» Do this
Reproduce the records. Keep every word exact and include no images.

» Entries provided
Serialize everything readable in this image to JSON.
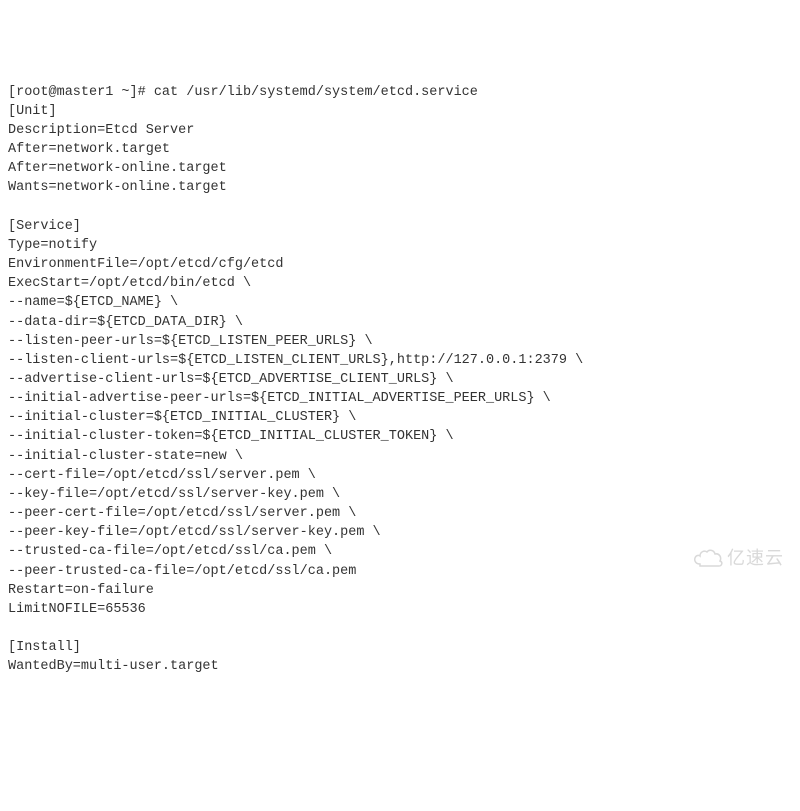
{
  "lines": [
    "[root@master1 ~]# cat /usr/lib/systemd/system/etcd.service",
    "[Unit]",
    "Description=Etcd Server",
    "After=network.target",
    "After=network-online.target",
    "Wants=network-online.target",
    "",
    "[Service]",
    "Type=notify",
    "EnvironmentFile=/opt/etcd/cfg/etcd",
    "ExecStart=/opt/etcd/bin/etcd \\",
    "--name=${ETCD_NAME} \\",
    "--data-dir=${ETCD_DATA_DIR} \\",
    "--listen-peer-urls=${ETCD_LISTEN_PEER_URLS} \\",
    "--listen-client-urls=${ETCD_LISTEN_CLIENT_URLS},http://127.0.0.1:2379 \\",
    "--advertise-client-urls=${ETCD_ADVERTISE_CLIENT_URLS} \\",
    "--initial-advertise-peer-urls=${ETCD_INITIAL_ADVERTISE_PEER_URLS} \\",
    "--initial-cluster=${ETCD_INITIAL_CLUSTER} \\",
    "--initial-cluster-token=${ETCD_INITIAL_CLUSTER_TOKEN} \\",
    "--initial-cluster-state=new \\",
    "--cert-file=/opt/etcd/ssl/server.pem \\",
    "--key-file=/opt/etcd/ssl/server-key.pem \\",
    "--peer-cert-file=/opt/etcd/ssl/server.pem \\",
    "--peer-key-file=/opt/etcd/ssl/server-key.pem \\",
    "--trusted-ca-file=/opt/etcd/ssl/ca.pem \\",
    "--peer-trusted-ca-file=/opt/etcd/ssl/ca.pem",
    "Restart=on-failure",
    "LimitNOFILE=65536",
    "",
    "[Install]",
    "WantedBy=multi-user.target"
  ],
  "watermark": "亿速云"
}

» Full output
Serialize everything readable in this image to JSON.
{
  "lines": [
    "[root@master1 ~]# cat /usr/lib/systemd/system/etcd.service",
    "[Unit]",
    "Description=Etcd Server",
    "After=network.target",
    "After=network-online.target",
    "Wants=network-online.target",
    "",
    "[Service]",
    "Type=notify",
    "EnvironmentFile=/opt/etcd/cfg/etcd",
    "ExecStart=/opt/etcd/bin/etcd \\",
    "--name=${ETCD_NAME} \\",
    "--data-dir=${ETCD_DATA_DIR} \\",
    "--listen-peer-urls=${ETCD_LISTEN_PEER_URLS} \\",
    "--listen-client-urls=${ETCD_LISTEN_CLIENT_URLS},http://127.0.0.1:2379 \\",
    "--advertise-client-urls=${ETCD_ADVERTISE_CLIENT_URLS} \\",
    "--initial-advertise-peer-urls=${ETCD_INITIAL_ADVERTISE_PEER_URLS} \\",
    "--initial-cluster=${ETCD_INITIAL_CLUSTER} \\",
    "--initial-cluster-token=${ETCD_INITIAL_CLUSTER_TOKEN} \\",
    "--initial-cluster-state=new \\",
    "--cert-file=/opt/etcd/ssl/server.pem \\",
    "--key-file=/opt/etcd/ssl/server-key.pem \\",
    "--peer-cert-file=/opt/etcd/ssl/server.pem \\",
    "--peer-key-file=/opt/etcd/ssl/server-key.pem \\",
    "--trusted-ca-file=/opt/etcd/ssl/ca.pem \\",
    "--peer-trusted-ca-file=/opt/etcd/ssl/ca.pem",
    "Restart=on-failure",
    "LimitNOFILE=65536",
    "",
    "[Install]",
    "WantedBy=multi-user.target"
  ],
  "watermark": "亿速云"
}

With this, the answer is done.